→ **What is needed**: Show all lines from the listing below that contain "XAGUSD".

═════ Provided data ═════

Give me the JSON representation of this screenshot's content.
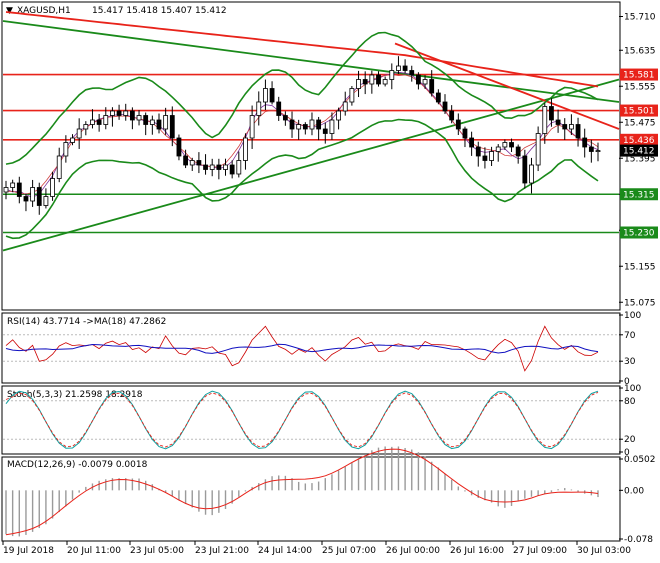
{
  "main": {
    "symbol_text": "XAGUSD,H1",
    "ohlc_text": "15.417 15.418 15.407 15.412",
    "yticks": [
      "15.710",
      "15.635",
      "15.555",
      "15.475",
      "15.395",
      "15.315",
      "15.235",
      "15.155",
      "15.075"
    ],
    "level_labels": [
      {
        "label": "15.581",
        "value": 15.581,
        "color": "#e8231a"
      },
      {
        "label": "15.501",
        "value": 15.501,
        "color": "#e8231a"
      },
      {
        "label": "15.436",
        "value": 15.436,
        "color": "#e8231a"
      },
      {
        "label": "15.315",
        "value": 15.315,
        "color": "#1a8a1a"
      },
      {
        "label": "15.230",
        "value": 15.23,
        "color": "#1a8a1a"
      }
    ],
    "price_label": "15.412"
  },
  "rsi": {
    "title_text": "RSI(14) 43.7714  ->MA(18) 47.2862",
    "yticks": [
      "100",
      "70",
      "30",
      "0"
    ]
  },
  "stoch": {
    "title_text": "Stoch(5,3,3) 21.2598 18.2918",
    "yticks": [
      "100",
      "80",
      "20",
      "0"
    ]
  },
  "macd": {
    "title_text": "MACD(12,26,9) -0.0079 0.0018",
    "yticks": [
      "0.0502",
      "0.00",
      "-0.078"
    ]
  },
  "xticks": [
    "19 Jul 2018",
    "20 Jul 11:00",
    "23 Jul 05:00",
    "23 Jul 21:00",
    "24 Jul 14:00",
    "25 Jul 07:00",
    "26 Jul 00:00",
    "26 Jul 16:00",
    "27 Jul 09:00",
    "30 Jul 03:00"
  ],
  "colors": {
    "support_level": "#1a8a1a",
    "resistance_level": "#e8231a",
    "bollinger": "#1a8a1a",
    "slow_ma": "#e8231a",
    "rsi_line": "#cc0000",
    "rsi_ma": "#1010c0",
    "stoch_main": "#10a0a0",
    "stoch_signal": "#e8231a",
    "macd_signal": "#e8231a",
    "macd_hist": "#9a9a9a"
  },
  "chart_data": [
    {
      "type": "candlestick",
      "title": "XAGUSD,H1",
      "ylim": [
        15.06,
        15.74
      ],
      "last_close": 15.412,
      "horizontal_levels": [
        15.581,
        15.501,
        15.436,
        15.315,
        15.23
      ],
      "candles_close": [
        15.33,
        15.34,
        15.31,
        15.3,
        15.33,
        15.29,
        15.31,
        15.35,
        15.4,
        15.43,
        15.44,
        15.46,
        15.47,
        15.48,
        15.47,
        15.49,
        15.5,
        15.49,
        15.5,
        15.48,
        15.49,
        15.47,
        15.48,
        15.46,
        15.49,
        15.44,
        15.4,
        15.38,
        15.39,
        15.38,
        15.37,
        15.38,
        15.37,
        15.38,
        15.36,
        15.39,
        15.44,
        15.49,
        15.52,
        15.55,
        15.52,
        15.49,
        15.48,
        15.46,
        15.47,
        15.46,
        15.48,
        15.46,
        15.45,
        15.48,
        15.5,
        15.52,
        15.55,
        15.57,
        15.56,
        15.58,
        15.56,
        15.57,
        15.59,
        15.6,
        15.59,
        15.58,
        15.56,
        15.57,
        15.54,
        15.52,
        15.5,
        15.48,
        15.46,
        15.44,
        15.42,
        15.4,
        15.39,
        15.41,
        15.42,
        15.43,
        15.42,
        15.4,
        15.34,
        15.38,
        15.45,
        15.51,
        15.48,
        15.47,
        15.46,
        15.47,
        15.44,
        15.42,
        15.41,
        15.412
      ]
    },
    {
      "type": "line",
      "title": "RSI(14)",
      "values_text": {
        "rsi": 43.7714,
        "ma18": 47.2862
      },
      "ylim": [
        0,
        100
      ],
      "levels": [
        70,
        30
      ]
    },
    {
      "type": "line",
      "title": "Stoch(5,3,3)",
      "values_text": {
        "main": 21.2598,
        "signal": 18.2918
      },
      "ylim": [
        0,
        100
      ],
      "levels": [
        80,
        20
      ]
    },
    {
      "type": "bar",
      "title": "MACD(12,26,9)",
      "values_text": {
        "macd": -0.0079,
        "signal": 0.0018
      },
      "ylim": [
        -0.078,
        0.0502
      ]
    }
  ]
}
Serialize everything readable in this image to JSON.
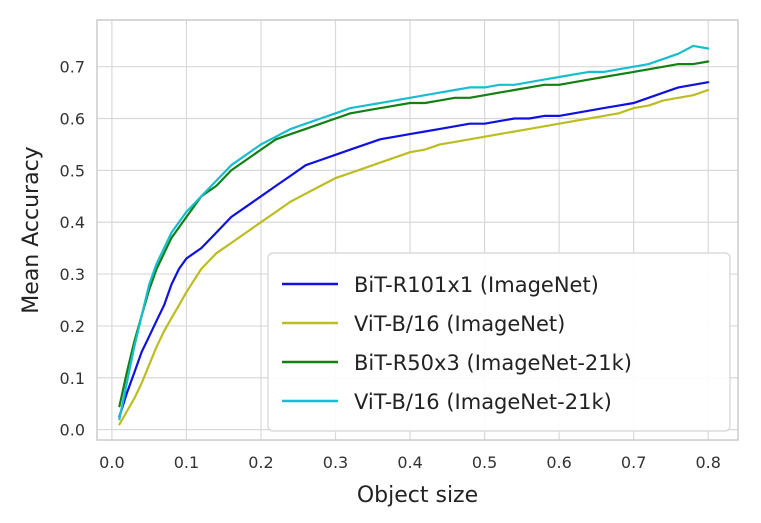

═════

→ **Answer to this task**:
    "symbol_text": "XAGUSD,H1",
      "title": "XAGUSD,H1",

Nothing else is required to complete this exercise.